**Problem description:**
Format everything from the line containing "data-label: 25% xyxy=(90,210,119,225)" down to the end of the data as a Markdown table with columns Row and Entry, one numbered row per line, leaving out blank lines.

**Records for this task:**
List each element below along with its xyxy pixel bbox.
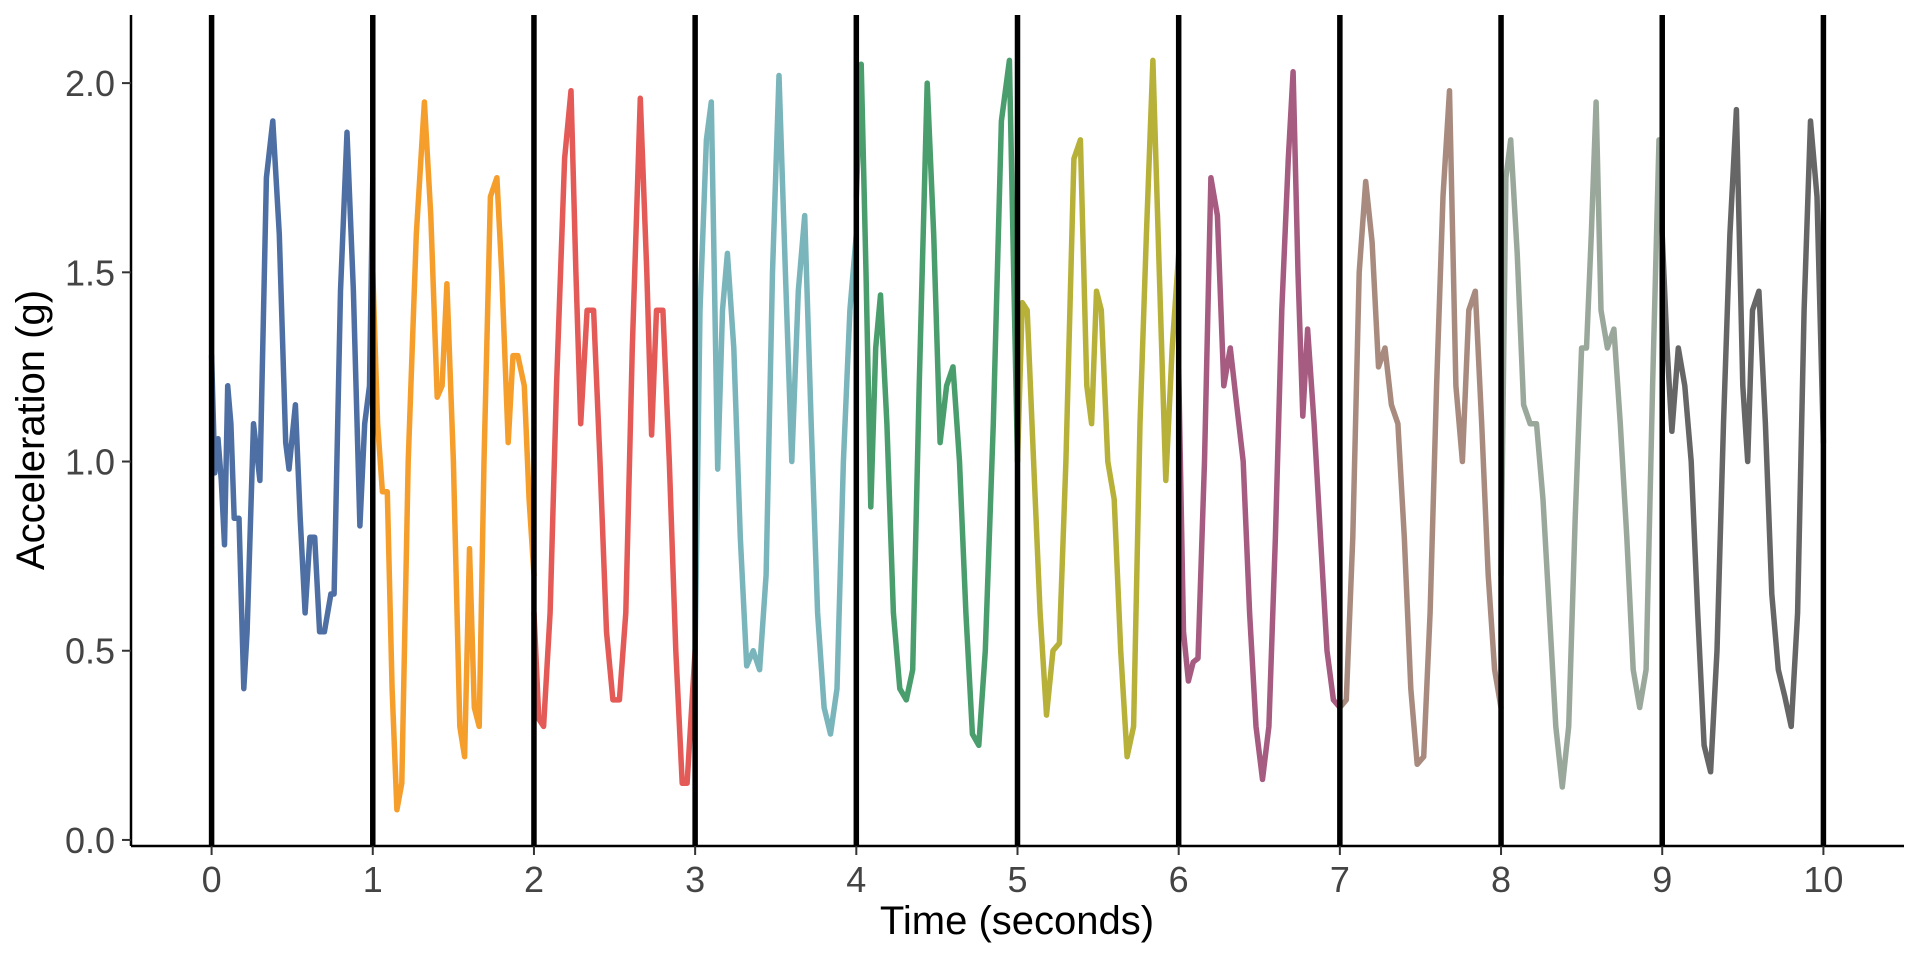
x-tick-label: 4 bbox=[846, 859, 866, 900]
data-line bbox=[208, 118, 376, 692]
x-tick-label: 8 bbox=[1491, 859, 1511, 900]
x-tick-label: 10 bbox=[1803, 859, 1843, 900]
x-tick-label: 9 bbox=[1652, 859, 1672, 900]
data-line bbox=[1337, 87, 1504, 768]
y-tick-label: 2.0 bbox=[65, 63, 115, 104]
data-line bbox=[531, 87, 698, 786]
data-line bbox=[1014, 57, 1182, 760]
data-line bbox=[853, 57, 1021, 749]
x-tick-label: 0 bbox=[202, 859, 222, 900]
data-line bbox=[1175, 69, 1343, 783]
x-tick-label: 2 bbox=[524, 859, 544, 900]
data-line bbox=[1498, 99, 1665, 790]
data-line bbox=[692, 72, 860, 737]
x-tick-label: 6 bbox=[1169, 859, 1189, 900]
x-tick-label: 7 bbox=[1330, 859, 1350, 900]
y-tick-label: 0.5 bbox=[65, 631, 115, 672]
data-line bbox=[1659, 106, 1827, 775]
y-tick-label: 1.0 bbox=[65, 442, 115, 483]
y-axis-title: Acceleration (g) bbox=[9, 290, 53, 570]
y-tick-label: 1.5 bbox=[65, 252, 115, 293]
x-tick-label: 5 bbox=[1007, 859, 1027, 900]
data-line bbox=[370, 99, 537, 813]
x-axis-title: Time (seconds) bbox=[880, 899, 1154, 943]
x-tick-label: 3 bbox=[685, 859, 705, 900]
y-tick-label: 0.0 bbox=[65, 820, 115, 861]
x-tick-label: 1 bbox=[363, 859, 383, 900]
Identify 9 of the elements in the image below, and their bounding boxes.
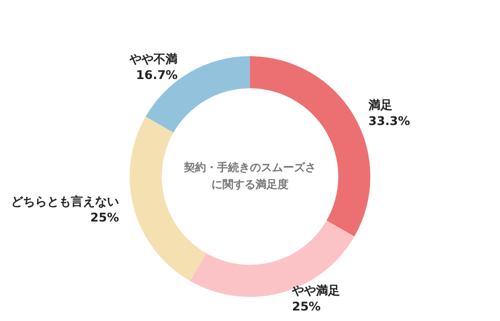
data-label: 25% xyxy=(90,210,119,225)
data-label: 33.3% xyxy=(368,114,410,128)
slice-label: やや満足 xyxy=(290,284,340,298)
text: 契約・手続きのスムーズさに関する満足度 xyxy=(183,161,316,192)
data-label: 25% xyxy=(292,300,321,314)
slice-label: どちらとも言えない xyxy=(11,194,119,209)
data-label: 16.7% xyxy=(136,68,178,82)
slice-label: 満足 xyxy=(367,98,392,112)
slice-label: やや不満 xyxy=(128,52,178,66)
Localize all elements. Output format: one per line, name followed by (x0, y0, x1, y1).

**Final answer:**
| Row | Entry |
|---|---|
| 1 | data-label: 25% xyxy=(90,210,119,225) |
| 2 | data-label: 33.3% xyxy=(368,114,410,128) |
| 3 | slice-label: やや満足 xyxy=(290,284,340,298) |
| 4 | text: 契約・手続きのスムーズさに関する満足度 xyxy=(183,161,316,192) |
| 5 | data-label: 25% xyxy=(292,300,321,314) |
| 6 | slice-label: どちらとも言えない xyxy=(11,194,119,209) |
| 7 | data-label: 16.7% xyxy=(136,68,178,82) |
| 8 | slice-label: 満足 xyxy=(367,98,392,112) |
| 9 | slice-label: やや不満 xyxy=(128,52,178,66) |
| 10 | Localize all elements. Output format: one per line, name followed by (x0, y0, x1, y1). |